* _STATED GOAL_: Do not carry the pictures over; copy every other part of the entries exactly.

BEGIN SUPPLIED RECORDS

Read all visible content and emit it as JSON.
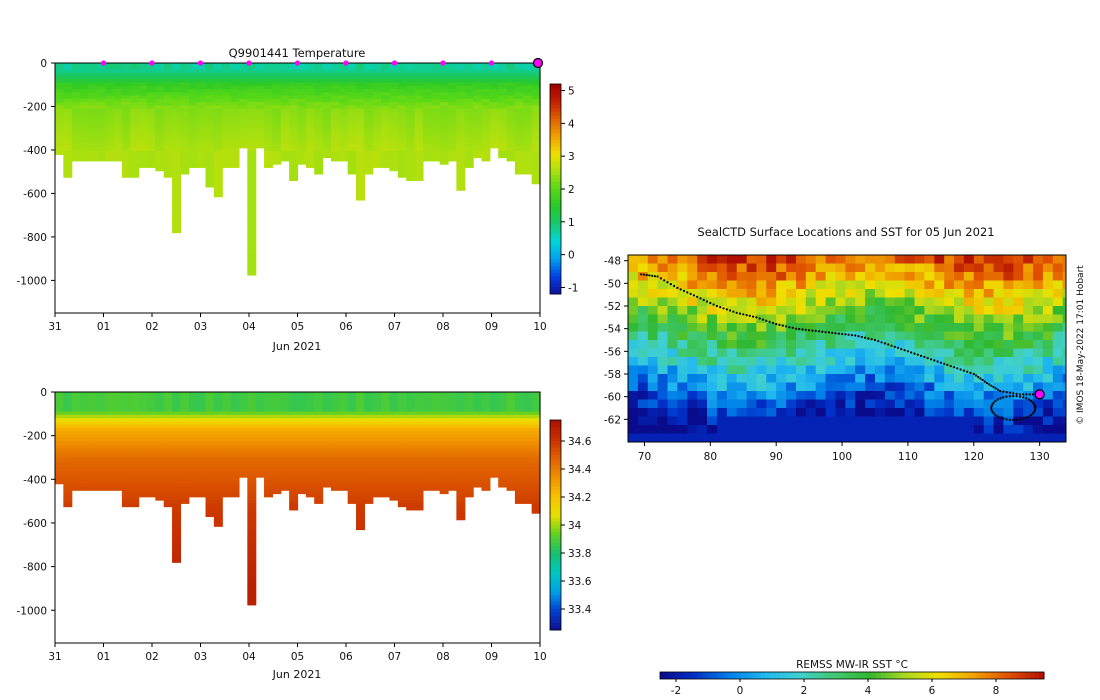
{
  "colors": {
    "temperature_ramp": [
      "#1010a0",
      "#0040e0",
      "#00a0f0",
      "#00d8d8",
      "#18c870",
      "#28c828",
      "#58d818",
      "#a8e010",
      "#f0e000",
      "#f0a000",
      "#e06000",
      "#c02000",
      "#a00000"
    ],
    "salinity_ramp": [
      "#101090",
      "#0040d0",
      "#00a0e8",
      "#00c8c0",
      "#18c070",
      "#60d020",
      "#e8e000",
      "#f8c000",
      "#f09000",
      "#e06000",
      "#c83000",
      "#a81000"
    ],
    "sst_ramp": [
      "#0a0a8c",
      "#0030c8",
      "#0080e8",
      "#20b8f0",
      "#40d0d0",
      "#40c870",
      "#30b830",
      "#a8d820",
      "#f0e000",
      "#f0a000",
      "#e05000",
      "#b01000"
    ],
    "marker": "#ff00ff"
  },
  "chart_data": [
    {
      "type": "heatmap",
      "title": "Q9901441  Temperature",
      "variable": "temperature",
      "xlabel": "Jun 2021",
      "x_ticks": [
        "31",
        "01",
        "02",
        "03",
        "04",
        "05",
        "06",
        "07",
        "08",
        "09",
        "10"
      ],
      "xlim_days": [
        0,
        10
      ],
      "ylim": [
        -1150,
        0
      ],
      "y_ticks": [
        0,
        -200,
        -400,
        -600,
        -800,
        -1000
      ],
      "colorbar_ticks": [
        5,
        4,
        3,
        2,
        1,
        0,
        -1
      ],
      "colorbar_range": [
        -1.2,
        5.2
      ],
      "surface_markers_days": [
        1,
        2,
        3,
        4,
        5,
        6,
        7,
        8,
        9
      ],
      "current_day": 10,
      "surface_value": 0.6,
      "profile_max_depths": [
        420,
        520,
        450,
        445,
        440,
        445,
        445,
        450,
        520,
        525,
        475,
        470,
        495,
        520,
        780,
        500,
        480,
        470,
        560,
        610,
        480,
        480,
        390,
        970,
        380,
        470,
        460,
        440,
        540,
        460,
        480,
        510,
        430,
        440,
        450,
        505,
        620,
        510,
        480,
        470,
        490,
        520,
        535,
        530,
        450,
        440,
        465,
        445,
        580,
        480,
        430,
        450,
        390,
        435,
        450,
        500,
        505,
        545
      ]
    },
    {
      "type": "heatmap",
      "title": "",
      "variable": "salinity",
      "xlabel": "Jun 2021",
      "x_ticks": [
        "31",
        "01",
        "02",
        "03",
        "04",
        "05",
        "06",
        "07",
        "08",
        "09",
        "10"
      ],
      "xlim_days": [
        0,
        10
      ],
      "ylim": [
        -1150,
        0
      ],
      "y_ticks": [
        0,
        -200,
        -400,
        -600,
        -800,
        -1000
      ],
      "colorbar_ticks": [
        34.6,
        34.4,
        34.2,
        34,
        33.8,
        33.6,
        33.4
      ],
      "colorbar_labels": [
        "34.6",
        "34.4",
        "34.2",
        "34",
        "33.8",
        "33.6",
        "33.4"
      ],
      "colorbar_range": [
        33.25,
        34.75
      ],
      "profile_max_depths": [
        420,
        520,
        450,
        445,
        440,
        445,
        445,
        450,
        520,
        525,
        475,
        470,
        495,
        520,
        780,
        500,
        480,
        470,
        560,
        610,
        480,
        480,
        390,
        970,
        380,
        470,
        460,
        440,
        540,
        460,
        480,
        510,
        430,
        440,
        450,
        505,
        620,
        510,
        480,
        470,
        490,
        520,
        535,
        530,
        450,
        440,
        465,
        445,
        580,
        480,
        430,
        450,
        390,
        435,
        450,
        500,
        505,
        545
      ]
    },
    {
      "type": "heatmap",
      "title": "SealCTD Surface Locations and SST for 05 Jun 2021",
      "variable": "sst_map",
      "x_ticks": [
        70,
        80,
        90,
        100,
        110,
        120,
        130
      ],
      "xlim": [
        67.5,
        134
      ],
      "y_ticks": [
        -48,
        -50,
        -52,
        -54,
        -56,
        -58,
        -60,
        -62
      ],
      "ylim": [
        -64,
        -47.5
      ],
      "colorbar_title": "REMSS MW-IR SST °C",
      "colorbar_ticks": [
        -2,
        0,
        2,
        4,
        6,
        8
      ],
      "colorbar_range": [
        -2.5,
        9.5
      ],
      "credit": "© IMOS 18-May-2022 17:01 Hobart",
      "track": [
        [
          69.5,
          -49.2
        ],
        [
          72,
          -49.4
        ],
        [
          75,
          -50.4
        ],
        [
          78,
          -51.2
        ],
        [
          81,
          -52
        ],
        [
          84,
          -52.6
        ],
        [
          87,
          -53
        ],
        [
          90,
          -53.6
        ],
        [
          93,
          -54
        ],
        [
          96,
          -54.2
        ],
        [
          99,
          -54.4
        ],
        [
          102,
          -54.6
        ],
        [
          105,
          -55
        ],
        [
          108,
          -55.6
        ],
        [
          111,
          -56.2
        ],
        [
          114,
          -56.8
        ],
        [
          117,
          -57.4
        ],
        [
          120,
          -58
        ],
        [
          122,
          -58.8
        ],
        [
          124,
          -59.5
        ],
        [
          127,
          -59.8
        ],
        [
          130,
          -59.8
        ]
      ],
      "current_position": [
        130,
        -59.8
      ]
    }
  ]
}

END SUPPLIED RECORDS

* _THE RESULT_:
Read all visible content and emit it as JSON.
{
  "colors": {
    "temperature_ramp": [
      "#1010a0",
      "#0040e0",
      "#00a0f0",
      "#00d8d8",
      "#18c870",
      "#28c828",
      "#58d818",
      "#a8e010",
      "#f0e000",
      "#f0a000",
      "#e06000",
      "#c02000",
      "#a00000"
    ],
    "salinity_ramp": [
      "#101090",
      "#0040d0",
      "#00a0e8",
      "#00c8c0",
      "#18c070",
      "#60d020",
      "#e8e000",
      "#f8c000",
      "#f09000",
      "#e06000",
      "#c83000",
      "#a81000"
    ],
    "sst_ramp": [
      "#0a0a8c",
      "#0030c8",
      "#0080e8",
      "#20b8f0",
      "#40d0d0",
      "#40c870",
      "#30b830",
      "#a8d820",
      "#f0e000",
      "#f0a000",
      "#e05000",
      "#b01000"
    ],
    "marker": "#ff00ff"
  },
  "chart_data": [
    {
      "type": "heatmap",
      "title": "Q9901441  Temperature",
      "variable": "temperature",
      "xlabel": "Jun 2021",
      "x_ticks": [
        "31",
        "01",
        "02",
        "03",
        "04",
        "05",
        "06",
        "07",
        "08",
        "09",
        "10"
      ],
      "xlim_days": [
        0,
        10
      ],
      "ylim": [
        -1150,
        0
      ],
      "y_ticks": [
        0,
        -200,
        -400,
        -600,
        -800,
        -1000
      ],
      "colorbar_ticks": [
        5,
        4,
        3,
        2,
        1,
        0,
        -1
      ],
      "colorbar_range": [
        -1.2,
        5.2
      ],
      "surface_markers_days": [
        1,
        2,
        3,
        4,
        5,
        6,
        7,
        8,
        9
      ],
      "current_day": 10,
      "surface_value": 0.6,
      "profile_max_depths": [
        420,
        520,
        450,
        445,
        440,
        445,
        445,
        450,
        520,
        525,
        475,
        470,
        495,
        520,
        780,
        500,
        480,
        470,
        560,
        610,
        480,
        480,
        390,
        970,
        380,
        470,
        460,
        440,
        540,
        460,
        480,
        510,
        430,
        440,
        450,
        505,
        620,
        510,
        480,
        470,
        490,
        520,
        535,
        530,
        450,
        440,
        465,
        445,
        580,
        480,
        430,
        450,
        390,
        435,
        450,
        500,
        505,
        545
      ]
    },
    {
      "type": "heatmap",
      "title": "",
      "variable": "salinity",
      "xlabel": "Jun 2021",
      "x_ticks": [
        "31",
        "01",
        "02",
        "03",
        "04",
        "05",
        "06",
        "07",
        "08",
        "09",
        "10"
      ],
      "xlim_days": [
        0,
        10
      ],
      "ylim": [
        -1150,
        0
      ],
      "y_ticks": [
        0,
        -200,
        -400,
        -600,
        -800,
        -1000
      ],
      "colorbar_ticks": [
        34.6,
        34.4,
        34.2,
        34,
        33.8,
        33.6,
        33.4
      ],
      "colorbar_labels": [
        "34.6",
        "34.4",
        "34.2",
        "34",
        "33.8",
        "33.6",
        "33.4"
      ],
      "colorbar_range": [
        33.25,
        34.75
      ],
      "profile_max_depths": [
        420,
        520,
        450,
        445,
        440,
        445,
        445,
        450,
        520,
        525,
        475,
        470,
        495,
        520,
        780,
        500,
        480,
        470,
        560,
        610,
        480,
        480,
        390,
        970,
        380,
        470,
        460,
        440,
        540,
        460,
        480,
        510,
        430,
        440,
        450,
        505,
        620,
        510,
        480,
        470,
        490,
        520,
        535,
        530,
        450,
        440,
        465,
        445,
        580,
        480,
        430,
        450,
        390,
        435,
        450,
        500,
        505,
        545
      ]
    },
    {
      "type": "heatmap",
      "title": "SealCTD Surface Locations and SST for 05 Jun 2021",
      "variable": "sst_map",
      "x_ticks": [
        70,
        80,
        90,
        100,
        110,
        120,
        130
      ],
      "xlim": [
        67.5,
        134
      ],
      "y_ticks": [
        -48,
        -50,
        -52,
        -54,
        -56,
        -58,
        -60,
        -62
      ],
      "ylim": [
        -64,
        -47.5
      ],
      "colorbar_title": "REMSS MW-IR SST °C",
      "colorbar_ticks": [
        -2,
        0,
        2,
        4,
        6,
        8
      ],
      "colorbar_range": [
        -2.5,
        9.5
      ],
      "credit": "© IMOS 18-May-2022 17:01 Hobart",
      "track": [
        [
          69.5,
          -49.2
        ],
        [
          72,
          -49.4
        ],
        [
          75,
          -50.4
        ],
        [
          78,
          -51.2
        ],
        [
          81,
          -52
        ],
        [
          84,
          -52.6
        ],
        [
          87,
          -53
        ],
        [
          90,
          -53.6
        ],
        [
          93,
          -54
        ],
        [
          96,
          -54.2
        ],
        [
          99,
          -54.4
        ],
        [
          102,
          -54.6
        ],
        [
          105,
          -55
        ],
        [
          108,
          -55.6
        ],
        [
          111,
          -56.2
        ],
        [
          114,
          -56.8
        ],
        [
          117,
          -57.4
        ],
        [
          120,
          -58
        ],
        [
          122,
          -58.8
        ],
        [
          124,
          -59.5
        ],
        [
          127,
          -59.8
        ],
        [
          130,
          -59.8
        ]
      ],
      "current_position": [
        130,
        -59.8
      ]
    }
  ]
}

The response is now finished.